GOAL :: Omit all pictures. Copy the rest of the material exactly.

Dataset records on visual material
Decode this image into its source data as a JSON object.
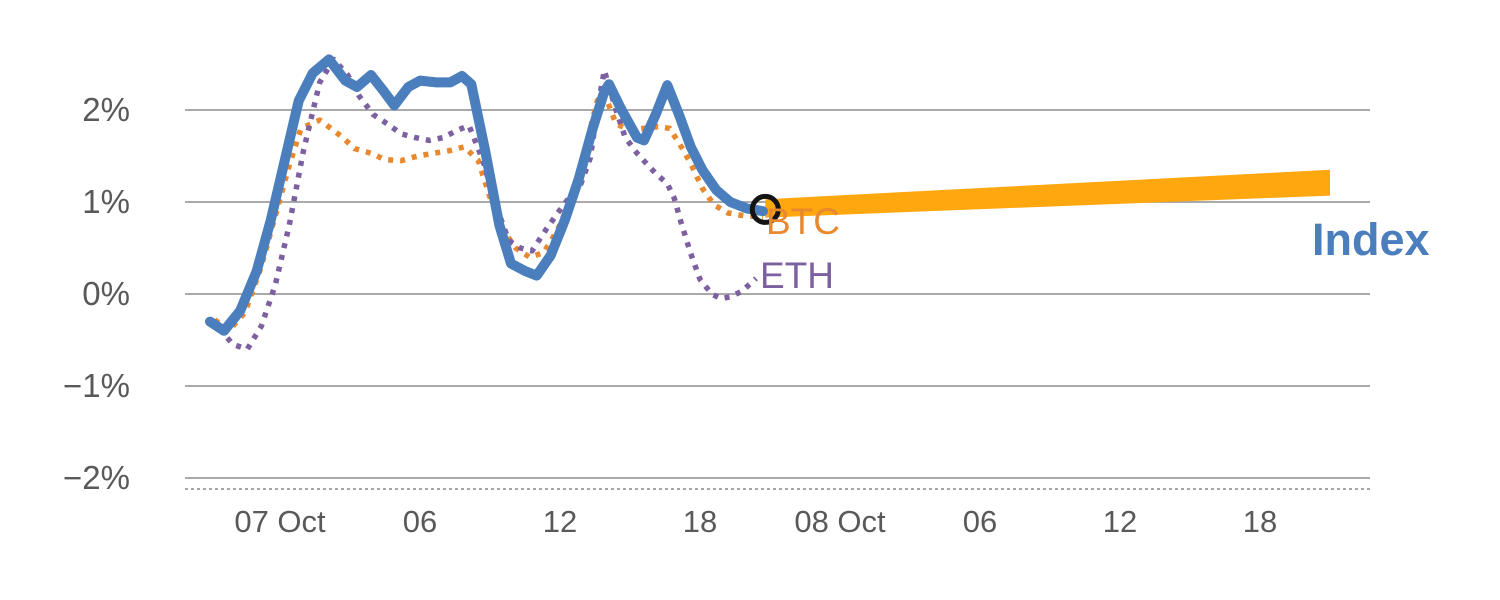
{
  "chart_data": {
    "type": "line",
    "title": "",
    "xlabel": "",
    "ylabel": "",
    "ylim": [
      -2,
      2
    ],
    "x_range_hours": [
      0,
      48
    ],
    "grid": true,
    "legend_position": "end-of-line-labels",
    "colors": {
      "grid": "#9e9e9e",
      "axis_text": "#595959",
      "dashed_axis": "#8a8a8a",
      "background": "#ffffff"
    },
    "y_ticks": [
      {
        "value": 2,
        "label": "2%"
      },
      {
        "value": 1,
        "label": "1%"
      },
      {
        "value": 0,
        "label": "0%"
      },
      {
        "value": -1,
        "label": "−1%"
      },
      {
        "value": -2,
        "label": "−2%"
      }
    ],
    "x_ticks": [
      {
        "h": 3,
        "label": "07 Oct"
      },
      {
        "h": 9,
        "label": "06"
      },
      {
        "h": 15,
        "label": "12"
      },
      {
        "h": 21,
        "label": "18"
      },
      {
        "h": 27,
        "label": "08 Oct"
      },
      {
        "h": 33,
        "label": "06"
      },
      {
        "h": 39,
        "label": "12"
      },
      {
        "h": 45,
        "label": "18"
      }
    ],
    "series": [
      {
        "name": "BTC",
        "color": "#e8882f",
        "style": "dotted",
        "width": 5.5,
        "points": [
          [
            0.2,
            -0.28
          ],
          [
            0.8,
            -0.4
          ],
          [
            1.5,
            -0.2
          ],
          [
            2.2,
            0.3
          ],
          [
            2.8,
            0.85
          ],
          [
            3.4,
            1.4
          ],
          [
            3.9,
            1.8
          ],
          [
            4.7,
            1.89
          ],
          [
            5.6,
            1.72
          ],
          [
            6.2,
            1.58
          ],
          [
            6.9,
            1.53
          ],
          [
            7.5,
            1.46
          ],
          [
            8.2,
            1.45
          ],
          [
            8.9,
            1.5
          ],
          [
            9.6,
            1.53
          ],
          [
            10.3,
            1.56
          ],
          [
            10.9,
            1.6
          ],
          [
            11.5,
            1.45
          ],
          [
            12,
            1.05
          ],
          [
            12.6,
            0.68
          ],
          [
            13.1,
            0.5
          ],
          [
            13.7,
            0.4
          ],
          [
            14.3,
            0.45
          ],
          [
            14.9,
            0.7
          ],
          [
            15.5,
            1.05
          ],
          [
            16.1,
            1.6
          ],
          [
            16.6,
            2.1
          ],
          [
            16.9,
            2.18
          ],
          [
            17.4,
            1.85
          ],
          [
            18,
            1.78
          ],
          [
            18.6,
            1.8
          ],
          [
            19.2,
            1.82
          ],
          [
            19.7,
            1.8
          ],
          [
            20.2,
            1.6
          ],
          [
            20.6,
            1.42
          ],
          [
            21.1,
            1.15
          ],
          [
            21.6,
            0.97
          ],
          [
            22.2,
            0.88
          ],
          [
            22.9,
            0.85
          ],
          [
            23.7,
            0.84
          ]
        ]
      },
      {
        "name": "ETH",
        "color": "#7d60a0",
        "style": "dotted",
        "width": 5.5,
        "points": [
          [
            0.4,
            -0.38
          ],
          [
            1,
            -0.55
          ],
          [
            1.6,
            -0.6
          ],
          [
            2.2,
            -0.35
          ],
          [
            2.8,
            0.1
          ],
          [
            3.4,
            0.75
          ],
          [
            4,
            1.55
          ],
          [
            4.7,
            2.3
          ],
          [
            5.3,
            2.55
          ],
          [
            5.9,
            2.38
          ],
          [
            6.4,
            2.15
          ],
          [
            7,
            1.95
          ],
          [
            7.6,
            1.85
          ],
          [
            8.2,
            1.74
          ],
          [
            8.8,
            1.7
          ],
          [
            9.4,
            1.67
          ],
          [
            10,
            1.7
          ],
          [
            10.6,
            1.78
          ],
          [
            11.1,
            1.83
          ],
          [
            11.7,
            1.45
          ],
          [
            12.2,
            1
          ],
          [
            12.8,
            0.58
          ],
          [
            13.3,
            0.5
          ],
          [
            13.8,
            0.47
          ],
          [
            14.4,
            0.7
          ],
          [
            14.9,
            0.88
          ],
          [
            15.4,
            1.05
          ],
          [
            15.9,
            1.2
          ],
          [
            16.3,
            1.48
          ],
          [
            16.6,
            2
          ],
          [
            16.9,
            2.43
          ],
          [
            17.4,
            2
          ],
          [
            17.8,
            1.7
          ],
          [
            18.3,
            1.53
          ],
          [
            18.7,
            1.42
          ],
          [
            19.1,
            1.31
          ],
          [
            19.6,
            1.2
          ],
          [
            19.9,
            1.04
          ],
          [
            20.2,
            0.77
          ],
          [
            20.6,
            0.44
          ],
          [
            21,
            0.16
          ],
          [
            21.5,
            0
          ],
          [
            21.9,
            -0.05
          ],
          [
            22.3,
            -0.03
          ],
          [
            22.8,
            0.03
          ],
          [
            23.4,
            0.17
          ]
        ]
      },
      {
        "name": "Index",
        "color": "#4a7ebc",
        "style": "solid",
        "width": 10,
        "points": [
          [
            0,
            -0.3
          ],
          [
            0.6,
            -0.4
          ],
          [
            1.3,
            -0.18
          ],
          [
            2,
            0.25
          ],
          [
            2.6,
            0.8
          ],
          [
            3.2,
            1.45
          ],
          [
            3.8,
            2.1
          ],
          [
            4.4,
            2.4
          ],
          [
            5.1,
            2.55
          ],
          [
            5.8,
            2.32
          ],
          [
            6.3,
            2.25
          ],
          [
            6.9,
            2.38
          ],
          [
            7.4,
            2.22
          ],
          [
            7.9,
            2.05
          ],
          [
            8.5,
            2.25
          ],
          [
            9,
            2.32
          ],
          [
            9.7,
            2.3
          ],
          [
            10.3,
            2.3
          ],
          [
            10.8,
            2.37
          ],
          [
            11.2,
            2.28
          ],
          [
            11.8,
            1.55
          ],
          [
            12.4,
            0.75
          ],
          [
            12.9,
            0.33
          ],
          [
            13.5,
            0.25
          ],
          [
            14,
            0.2
          ],
          [
            14.6,
            0.42
          ],
          [
            15.2,
            0.8
          ],
          [
            15.8,
            1.25
          ],
          [
            16.4,
            1.8
          ],
          [
            16.9,
            2.2
          ],
          [
            17.1,
            2.28
          ],
          [
            17.6,
            2.02
          ],
          [
            18.3,
            1.7
          ],
          [
            18.6,
            1.67
          ],
          [
            19.1,
            1.95
          ],
          [
            19.6,
            2.27
          ],
          [
            20.1,
            1.95
          ],
          [
            20.6,
            1.6
          ],
          [
            21.1,
            1.35
          ],
          [
            21.7,
            1.13
          ],
          [
            22.3,
            1
          ],
          [
            23,
            0.93
          ],
          [
            23.7,
            0.9
          ]
        ]
      }
    ],
    "projection_band": {
      "name": "Index projection",
      "color": "#ffa70f",
      "start": {
        "h": 23.8,
        "value": 0.93,
        "half_width": 0.1
      },
      "end": {
        "h": 48.0,
        "value": 1.21,
        "half_width": 0.14
      }
    },
    "marker": {
      "shape": "open-circle",
      "h": 23.8,
      "value": 0.92,
      "radius": 13,
      "stroke_width": 5,
      "color": "#141414"
    },
    "series_labels": {
      "btc": "BTC",
      "eth": "ETH",
      "index": "Index"
    }
  }
}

EXPECTED OUTPUT ::
Decode this image into its source data as a JSON object.
{
  "chart_data": {
    "type": "line",
    "title": "",
    "xlabel": "",
    "ylabel": "",
    "ylim": [
      -2,
      2
    ],
    "x_range_hours": [
      0,
      48
    ],
    "grid": true,
    "legend_position": "end-of-line-labels",
    "colors": {
      "grid": "#9e9e9e",
      "axis_text": "#595959",
      "dashed_axis": "#8a8a8a",
      "background": "#ffffff"
    },
    "y_ticks": [
      {
        "value": 2,
        "label": "2%"
      },
      {
        "value": 1,
        "label": "1%"
      },
      {
        "value": 0,
        "label": "0%"
      },
      {
        "value": -1,
        "label": "−1%"
      },
      {
        "value": -2,
        "label": "−2%"
      }
    ],
    "x_ticks": [
      {
        "h": 3,
        "label": "07 Oct"
      },
      {
        "h": 9,
        "label": "06"
      },
      {
        "h": 15,
        "label": "12"
      },
      {
        "h": 21,
        "label": "18"
      },
      {
        "h": 27,
        "label": "08 Oct"
      },
      {
        "h": 33,
        "label": "06"
      },
      {
        "h": 39,
        "label": "12"
      },
      {
        "h": 45,
        "label": "18"
      }
    ],
    "series": [
      {
        "name": "BTC",
        "color": "#e8882f",
        "style": "dotted",
        "width": 5.5,
        "points": [
          [
            0.2,
            -0.28
          ],
          [
            0.8,
            -0.4
          ],
          [
            1.5,
            -0.2
          ],
          [
            2.2,
            0.3
          ],
          [
            2.8,
            0.85
          ],
          [
            3.4,
            1.4
          ],
          [
            3.9,
            1.8
          ],
          [
            4.7,
            1.89
          ],
          [
            5.6,
            1.72
          ],
          [
            6.2,
            1.58
          ],
          [
            6.9,
            1.53
          ],
          [
            7.5,
            1.46
          ],
          [
            8.2,
            1.45
          ],
          [
            8.9,
            1.5
          ],
          [
            9.6,
            1.53
          ],
          [
            10.3,
            1.56
          ],
          [
            10.9,
            1.6
          ],
          [
            11.5,
            1.45
          ],
          [
            12,
            1.05
          ],
          [
            12.6,
            0.68
          ],
          [
            13.1,
            0.5
          ],
          [
            13.7,
            0.4
          ],
          [
            14.3,
            0.45
          ],
          [
            14.9,
            0.7
          ],
          [
            15.5,
            1.05
          ],
          [
            16.1,
            1.6
          ],
          [
            16.6,
            2.1
          ],
          [
            16.9,
            2.18
          ],
          [
            17.4,
            1.85
          ],
          [
            18,
            1.78
          ],
          [
            18.6,
            1.8
          ],
          [
            19.2,
            1.82
          ],
          [
            19.7,
            1.8
          ],
          [
            20.2,
            1.6
          ],
          [
            20.6,
            1.42
          ],
          [
            21.1,
            1.15
          ],
          [
            21.6,
            0.97
          ],
          [
            22.2,
            0.88
          ],
          [
            22.9,
            0.85
          ],
          [
            23.7,
            0.84
          ]
        ]
      },
      {
        "name": "ETH",
        "color": "#7d60a0",
        "style": "dotted",
        "width": 5.5,
        "points": [
          [
            0.4,
            -0.38
          ],
          [
            1,
            -0.55
          ],
          [
            1.6,
            -0.6
          ],
          [
            2.2,
            -0.35
          ],
          [
            2.8,
            0.1
          ],
          [
            3.4,
            0.75
          ],
          [
            4,
            1.55
          ],
          [
            4.7,
            2.3
          ],
          [
            5.3,
            2.55
          ],
          [
            5.9,
            2.38
          ],
          [
            6.4,
            2.15
          ],
          [
            7,
            1.95
          ],
          [
            7.6,
            1.85
          ],
          [
            8.2,
            1.74
          ],
          [
            8.8,
            1.7
          ],
          [
            9.4,
            1.67
          ],
          [
            10,
            1.7
          ],
          [
            10.6,
            1.78
          ],
          [
            11.1,
            1.83
          ],
          [
            11.7,
            1.45
          ],
          [
            12.2,
            1
          ],
          [
            12.8,
            0.58
          ],
          [
            13.3,
            0.5
          ],
          [
            13.8,
            0.47
          ],
          [
            14.4,
            0.7
          ],
          [
            14.9,
            0.88
          ],
          [
            15.4,
            1.05
          ],
          [
            15.9,
            1.2
          ],
          [
            16.3,
            1.48
          ],
          [
            16.6,
            2
          ],
          [
            16.9,
            2.43
          ],
          [
            17.4,
            2
          ],
          [
            17.8,
            1.7
          ],
          [
            18.3,
            1.53
          ],
          [
            18.7,
            1.42
          ],
          [
            19.1,
            1.31
          ],
          [
            19.6,
            1.2
          ],
          [
            19.9,
            1.04
          ],
          [
            20.2,
            0.77
          ],
          [
            20.6,
            0.44
          ],
          [
            21,
            0.16
          ],
          [
            21.5,
            0
          ],
          [
            21.9,
            -0.05
          ],
          [
            22.3,
            -0.03
          ],
          [
            22.8,
            0.03
          ],
          [
            23.4,
            0.17
          ]
        ]
      },
      {
        "name": "Index",
        "color": "#4a7ebc",
        "style": "solid",
        "width": 10,
        "points": [
          [
            0,
            -0.3
          ],
          [
            0.6,
            -0.4
          ],
          [
            1.3,
            -0.18
          ],
          [
            2,
            0.25
          ],
          [
            2.6,
            0.8
          ],
          [
            3.2,
            1.45
          ],
          [
            3.8,
            2.1
          ],
          [
            4.4,
            2.4
          ],
          [
            5.1,
            2.55
          ],
          [
            5.8,
            2.32
          ],
          [
            6.3,
            2.25
          ],
          [
            6.9,
            2.38
          ],
          [
            7.4,
            2.22
          ],
          [
            7.9,
            2.05
          ],
          [
            8.5,
            2.25
          ],
          [
            9,
            2.32
          ],
          [
            9.7,
            2.3
          ],
          [
            10.3,
            2.3
          ],
          [
            10.8,
            2.37
          ],
          [
            11.2,
            2.28
          ],
          [
            11.8,
            1.55
          ],
          [
            12.4,
            0.75
          ],
          [
            12.9,
            0.33
          ],
          [
            13.5,
            0.25
          ],
          [
            14,
            0.2
          ],
          [
            14.6,
            0.42
          ],
          [
            15.2,
            0.8
          ],
          [
            15.8,
            1.25
          ],
          [
            16.4,
            1.8
          ],
          [
            16.9,
            2.2
          ],
          [
            17.1,
            2.28
          ],
          [
            17.6,
            2.02
          ],
          [
            18.3,
            1.7
          ],
          [
            18.6,
            1.67
          ],
          [
            19.1,
            1.95
          ],
          [
            19.6,
            2.27
          ],
          [
            20.1,
            1.95
          ],
          [
            20.6,
            1.6
          ],
          [
            21.1,
            1.35
          ],
          [
            21.7,
            1.13
          ],
          [
            22.3,
            1
          ],
          [
            23,
            0.93
          ],
          [
            23.7,
            0.9
          ]
        ]
      }
    ],
    "projection_band": {
      "name": "Index projection",
      "color": "#ffa70f",
      "start": {
        "h": 23.8,
        "value": 0.93,
        "half_width": 0.1
      },
      "end": {
        "h": 48.0,
        "value": 1.21,
        "half_width": 0.14
      }
    },
    "marker": {
      "shape": "open-circle",
      "h": 23.8,
      "value": 0.92,
      "radius": 13,
      "stroke_width": 5,
      "color": "#141414"
    },
    "series_labels": {
      "btc": "BTC",
      "eth": "ETH",
      "index": "Index"
    }
  }
}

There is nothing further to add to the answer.